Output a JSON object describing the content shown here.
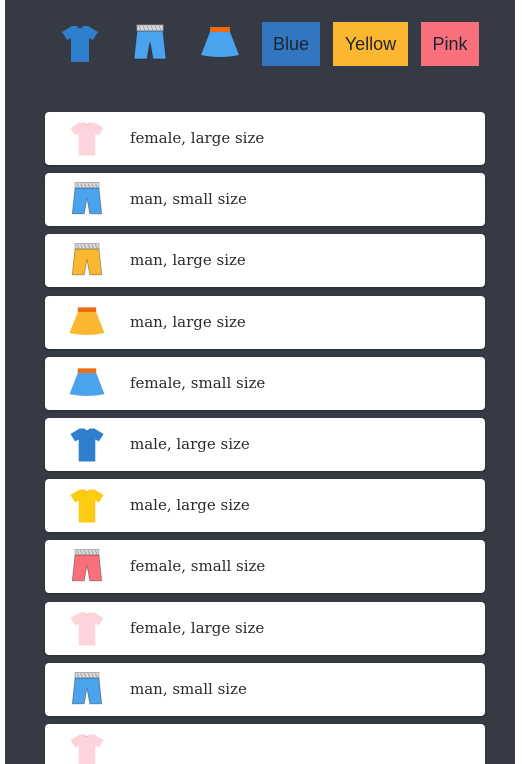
{
  "filters": {
    "icons": [
      {
        "name": "tshirt-filter",
        "icon": "tshirt-icon",
        "color": "#2f7fcf"
      },
      {
        "name": "shorts-filter",
        "icon": "shorts-icon",
        "color": "#4aa3ec"
      },
      {
        "name": "skirt-filter",
        "icon": "skirt-icon",
        "color": "#4aa3ec"
      }
    ],
    "colors": [
      {
        "name": "blue",
        "label": "Blue",
        "color": "#3276bf"
      },
      {
        "name": "yellow",
        "label": "Yellow",
        "color": "#fbb72f"
      },
      {
        "name": "pink",
        "label": "Pink",
        "color": "#f7707b"
      }
    ]
  },
  "items": [
    {
      "icon": "tshirt-icon",
      "color": "#fdd3dc",
      "label": "female, large size"
    },
    {
      "icon": "shorts-icon",
      "color": "#4aa3ec",
      "label": "man, small size"
    },
    {
      "icon": "shorts-icon",
      "color": "#fbb72f",
      "label": "man, large size"
    },
    {
      "icon": "skirt-icon",
      "color": "#fbb72f",
      "label": "man, large size"
    },
    {
      "icon": "skirt-icon",
      "color": "#4aa3ec",
      "label": "female, small size"
    },
    {
      "icon": "tshirt-icon",
      "color": "#2f7fcf",
      "label": "male, large size"
    },
    {
      "icon": "tshirt-icon",
      "color": "#fccb12",
      "label": "male, large size"
    },
    {
      "icon": "shorts-icon",
      "color": "#f7707b",
      "label": "female, small size"
    },
    {
      "icon": "tshirt-icon",
      "color": "#fdd3dc",
      "label": "female, large size"
    },
    {
      "icon": "shorts-icon",
      "color": "#4aa3ec",
      "label": "man, small size"
    },
    {
      "icon": "tshirt-icon",
      "color": "#fdd3dc",
      "label": ""
    }
  ]
}
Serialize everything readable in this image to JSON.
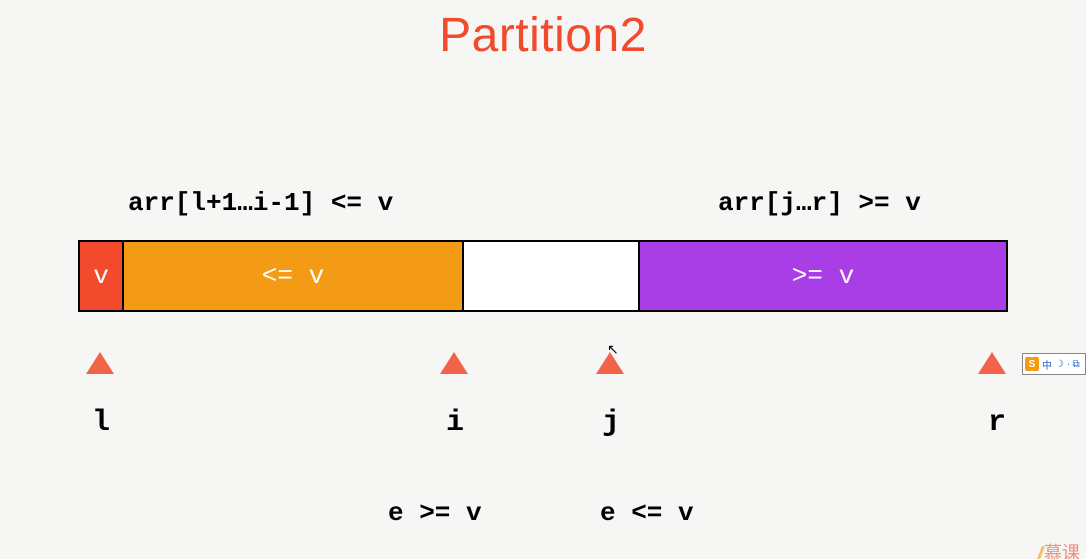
{
  "title": "Partition2",
  "annotations": {
    "left_range": "arr[l+1…i-1] <= v",
    "right_range": "arr[j…r] >= v",
    "cond_left": "e >= v",
    "cond_right": "e <= v"
  },
  "segments": {
    "pivot": "v",
    "le": "<= v",
    "ge": ">= v"
  },
  "pointers": {
    "l": "l",
    "i": "i",
    "j": "j",
    "r": "r"
  },
  "ime": {
    "badge": "S",
    "text": "中",
    "moon": "☽",
    "dots": "∙ ⧉"
  },
  "watermark": "慕课"
}
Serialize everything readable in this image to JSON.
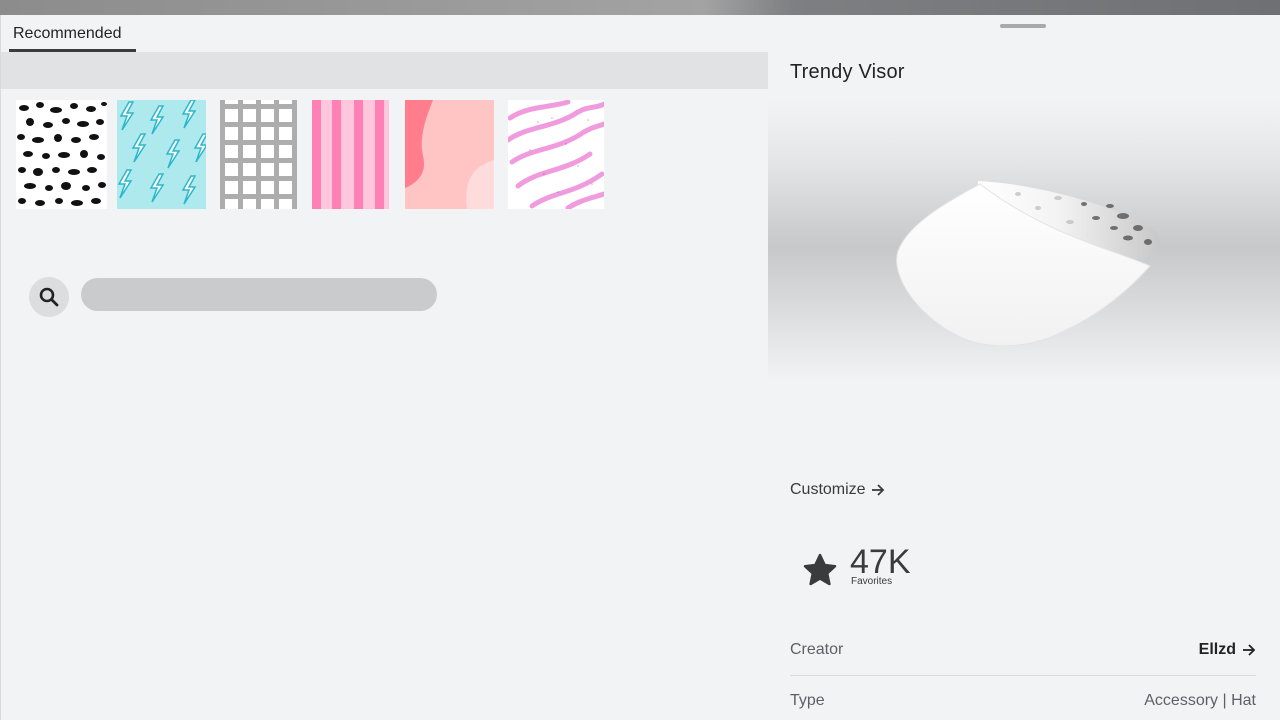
{
  "tabs": {
    "recommended_label": "Recommended"
  },
  "swatches": [
    {
      "name": "leopard-print",
      "colors": [
        "#ffffff",
        "#111111"
      ]
    },
    {
      "name": "lightning-bolts",
      "colors": [
        "#aee9ee",
        "#2bb7cc"
      ]
    },
    {
      "name": "gingham",
      "colors": [
        "#ffffff",
        "#6b6b6b"
      ]
    },
    {
      "name": "pink-stripes",
      "colors": [
        "#ffb8d4",
        "#ff80b4"
      ]
    },
    {
      "name": "pink-waves",
      "colors": [
        "#ffc4c4",
        "#ff7d8c"
      ]
    },
    {
      "name": "zebra-pink",
      "colors": [
        "#ffffff",
        "#f19bdf"
      ]
    }
  ],
  "search": {
    "placeholder": "",
    "value": ""
  },
  "item": {
    "title": "Trendy Visor",
    "customize_label": "Customize",
    "favorites_count": "47K",
    "favorites_label": "Favorites",
    "creator_label": "Creator",
    "creator_name": "Ellzd",
    "type_label": "Type",
    "type_value": "Accessory | Hat"
  },
  "icons": {
    "search": "search-icon",
    "arrow": "arrow-right-icon",
    "star": "star-icon"
  }
}
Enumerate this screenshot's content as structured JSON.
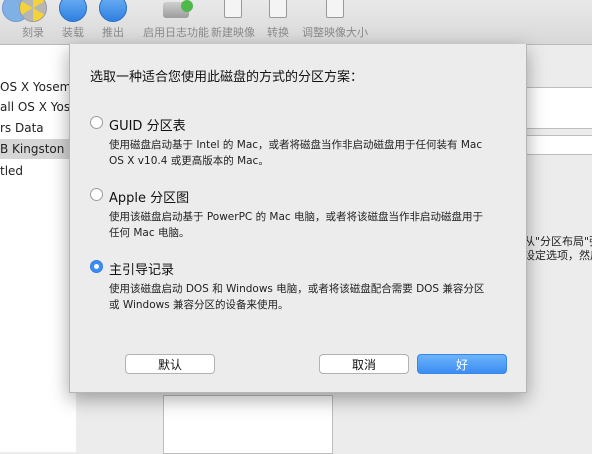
{
  "toolbar": {
    "items": [
      {
        "label": "",
        "icon": "disk-utility-icon"
      },
      {
        "label": "刻录",
        "icon": "burn-icon"
      },
      {
        "label": "装载",
        "icon": "mount-icon"
      },
      {
        "label": "推出",
        "icon": "eject-icon"
      },
      {
        "label": "启用日志功能",
        "icon": "journal-icon"
      },
      {
        "label": "新建映像",
        "icon": "new-image-icon"
      },
      {
        "label": "转换",
        "icon": "convert-icon"
      },
      {
        "label": "调整映像大小",
        "icon": "resize-image-icon"
      }
    ]
  },
  "sidebar": {
    "items": [
      {
        "label": "OS X Yosem",
        "selected": false
      },
      {
        "label": "all OS X Yose",
        "selected": false
      },
      {
        "label": "rs Data",
        "selected": false
      },
      {
        "label": "B Kingston D",
        "selected": true
      },
      {
        "label": "tled",
        "selected": false
      }
    ]
  },
  "background_text": {
    "line1": "从\"分区布局\"弹",
    "line2": "设定选项，然后"
  },
  "sheet": {
    "title": "选取一种适合您使用此磁盘的方式的分区方案：",
    "options": [
      {
        "label": "GUID 分区表",
        "selected": false,
        "desc1": "使用磁盘启动基于 Intel 的 Mac，或者将磁盘当作非启动磁盘用于任何装有 Mac",
        "desc2": "OS X v10.4 或更高版本的 Mac。"
      },
      {
        "label": "Apple 分区图",
        "selected": false,
        "desc1": "使用该磁盘启动基于 PowerPC 的 Mac 电脑，或者将该磁盘当作非启动磁盘用于",
        "desc2": "任何 Mac 电脑。"
      },
      {
        "label": "主引导记录",
        "selected": true,
        "desc1": "使用该磁盘启动 DOS 和 Windows 电脑，或者将该磁盘配合需要 DOS 兼容分区",
        "desc2": "或 Windows 兼容分区的设备来使用。"
      }
    ],
    "buttons": {
      "default": "默认",
      "cancel": "取消",
      "ok": "好"
    }
  },
  "colors": {
    "accent": "#3b8ef5"
  }
}
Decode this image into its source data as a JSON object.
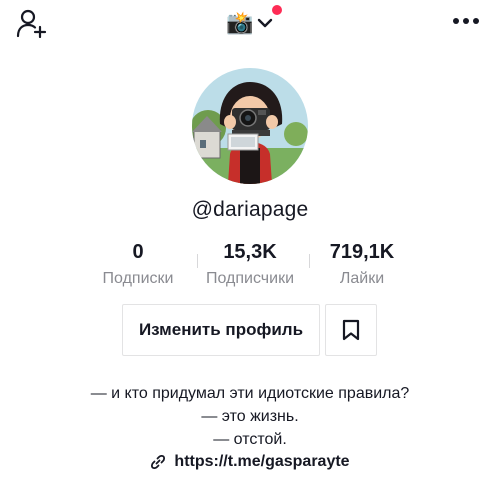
{
  "header": {
    "account_emoji": "📸",
    "icons": {
      "add_user": "add-user-icon",
      "switch": "chevron-down-icon",
      "more": "more-horizontal-icon"
    },
    "notification_color": "#fe2c55"
  },
  "profile": {
    "username": "@dariapage",
    "stats": [
      {
        "value": "0",
        "label": "Подписки"
      },
      {
        "value": "15,3K",
        "label": "Подписчики"
      },
      {
        "value": "719,1K",
        "label": "Лайки"
      }
    ],
    "edit_button_label": "Изменить профиль",
    "bookmark_icon": "bookmark-icon",
    "bio_lines": [
      "— и кто придумал эти идиотские правила?",
      "— это жизнь.",
      "— отстой."
    ],
    "link": "https://t.me/gasparayte",
    "link_icon": "link-icon"
  }
}
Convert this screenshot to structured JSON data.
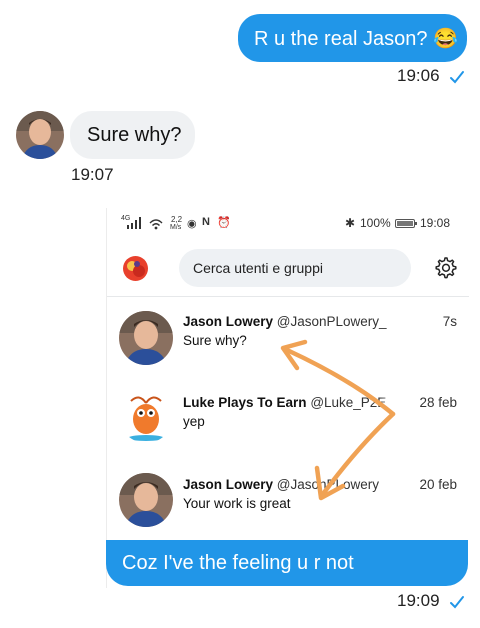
{
  "messages": [
    {
      "text": "R u the real Jason? 😂",
      "time": "19:06"
    },
    {
      "text": "Sure why?",
      "time": "19:07"
    },
    {
      "text": "Coz I've the feeling u r not",
      "time": "19:09"
    }
  ],
  "screenshot": {
    "status_bar": {
      "signal": "4G",
      "speed": "2,2",
      "speed_unit": "M/s",
      "battery": "100%",
      "time": "19:08"
    },
    "search": {
      "placeholder": "Cerca utenti e gruppi"
    },
    "conversations": [
      {
        "name": "Jason Lowery",
        "handle": "@JasonPLowery_",
        "preview": "Sure why?",
        "time": "7s"
      },
      {
        "name": "Luke Plays To Earn",
        "handle": "@Luke_P2E",
        "preview": "yep",
        "time": "28 feb"
      },
      {
        "name": "Jason Lowery",
        "handle": "@JasonPLowery",
        "preview": "Your work is great",
        "time": "20 feb"
      }
    ]
  },
  "colors": {
    "outgoing_bubble": "#2196e8",
    "incoming_bubble": "#eff1f3",
    "read_check": "#2196e8",
    "annotation_arrow": "#f0a254"
  },
  "icons": [
    "read-check-icon",
    "gear-icon",
    "signal-icon",
    "wifi-icon",
    "nfc-icon",
    "alarm-icon",
    "bluetooth-icon",
    "battery-icon"
  ]
}
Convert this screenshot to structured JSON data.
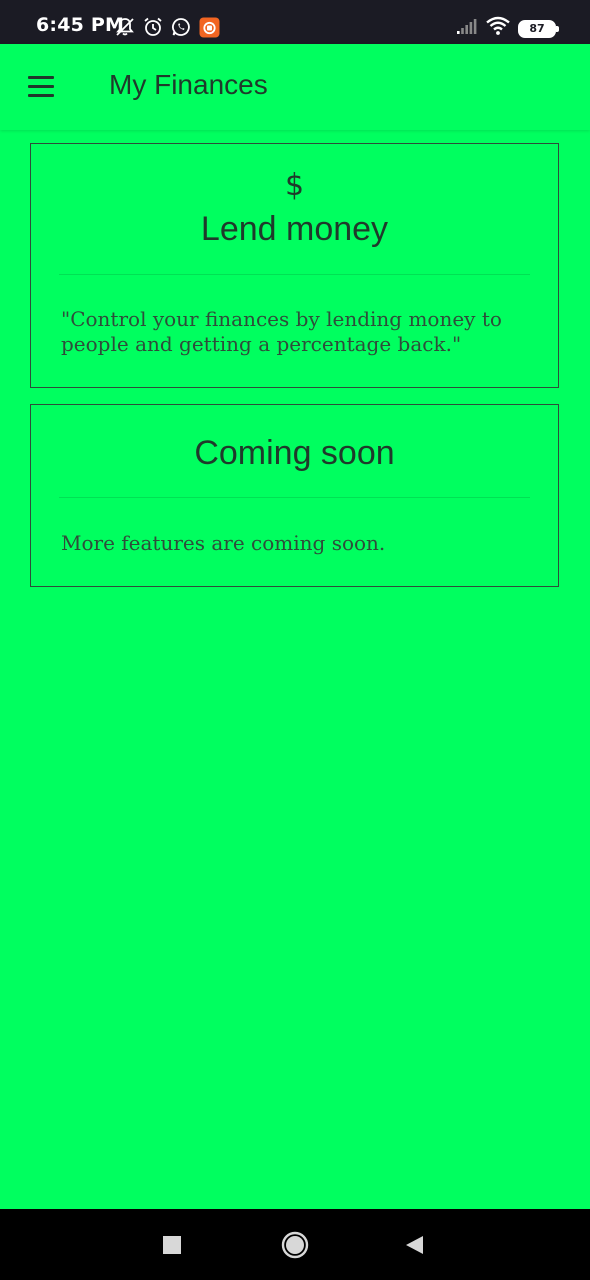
{
  "status_bar": {
    "time": "6:45 PM",
    "battery_level": "87",
    "left_icons": [
      "notifications-off-icon",
      "alarm-icon",
      "whatsapp-icon",
      "app-notification-icon"
    ],
    "right_icons": [
      "signal-icon",
      "wifi-icon",
      "battery-icon"
    ]
  },
  "app_bar": {
    "title": "My Finances",
    "menu_icon": "hamburger-menu-icon"
  },
  "cards": [
    {
      "icon": "$",
      "title": "Lend money",
      "text": "\"Control your finances by lending money to people and getting a percentage back.\""
    },
    {
      "title": "Coming soon",
      "text": "More features are coming soon."
    }
  ],
  "nav_bar": {
    "buttons": [
      "recents-icon",
      "home-icon",
      "back-icon"
    ]
  },
  "colors": {
    "background": "#00ff5f",
    "status_bar": "#1b1b24",
    "text_dark": "#1f3a2b",
    "nav_bar": "#000000",
    "app_badge": "#f26522"
  }
}
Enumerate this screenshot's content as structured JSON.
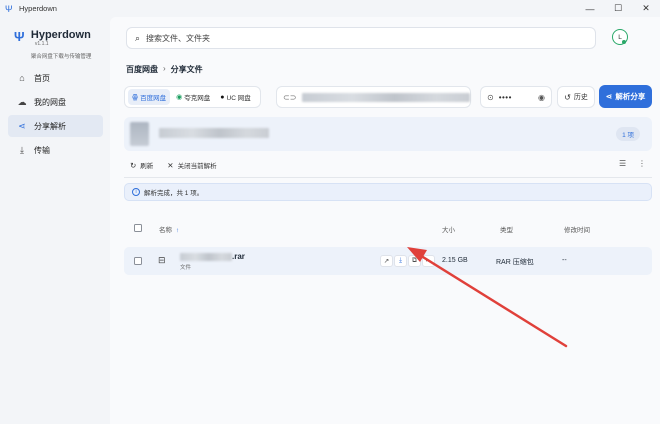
{
  "window": {
    "title": "Hyperdown",
    "icons": {
      "app": "hyperdown-logo-icon",
      "minimize": "minimize-icon",
      "maximize": "maximize-icon",
      "close": "close-icon"
    }
  },
  "sidebar": {
    "brand": {
      "name": "Hyperdown",
      "version": "v1.1.1",
      "subtitle": "聚合网盘下载与传输管理"
    },
    "items": [
      {
        "label": "首页",
        "icon": "home-icon",
        "active": false
      },
      {
        "label": "我的网盘",
        "icon": "cloud-icon",
        "active": false
      },
      {
        "label": "分享解析",
        "icon": "share-icon",
        "active": true
      },
      {
        "label": "传输",
        "icon": "download-icon",
        "active": false
      }
    ]
  },
  "search": {
    "placeholder": "搜索文件、文件夹",
    "icon": "search-icon"
  },
  "user": {
    "avatar_letter": "L",
    "status_color": "#2aa869"
  },
  "breadcrumb": {
    "items": [
      "百度网盘",
      "分享文件"
    ],
    "separator": "›"
  },
  "sources": [
    {
      "label": "百度网盘",
      "icon": "baidu-icon",
      "active": true
    },
    {
      "label": "夸克网盘",
      "icon": "quark-icon",
      "active": false
    },
    {
      "label": "UC 网盘",
      "icon": "uc-icon",
      "active": false
    }
  ],
  "share_link": {
    "icon": "link-icon",
    "value_redacted": true
  },
  "password": {
    "icon": "key-icon",
    "value": "••••",
    "eye_icon": "eye-icon"
  },
  "history_button": {
    "label": "历史",
    "icon": "history-icon"
  },
  "parse_button": {
    "label": "解析分享",
    "icon": "share-icon"
  },
  "share_card": {
    "count_badge": "1 项",
    "title_redacted": true
  },
  "toolbar": {
    "refresh": "刷新",
    "close_current": "关闭当前解析",
    "filter_icon": "filter-icon",
    "more_icon": "more-icon"
  },
  "notice": {
    "text": "解析完成，共 1 项。",
    "icon": "info-icon"
  },
  "table": {
    "columns": {
      "name": "名称",
      "sort_arrow": "↑",
      "size": "大小",
      "type": "类型",
      "modified": "修改时间"
    },
    "rows": [
      {
        "name_suffix": ".rar",
        "subtitle": "文件",
        "size": "2.15 GB",
        "type": "RAR 压缩包",
        "modified": "--"
      }
    ],
    "row_action_icons": [
      "open-external-icon",
      "download-icon",
      "copy-link-icon",
      "more-icon"
    ]
  },
  "colors": {
    "accent": "#2f6fdb",
    "annotation_arrow": "#e0403a",
    "selected_bg": "#edf2fa"
  }
}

--- --- ---

● SHORT TASK
Copy out every line from the data above that has "money" in it.

● OUTPUT FOR THIS TASK
      "title": "Lend money",
      "text": "\"Control your finances by lending money to people and getting a percentage back.\""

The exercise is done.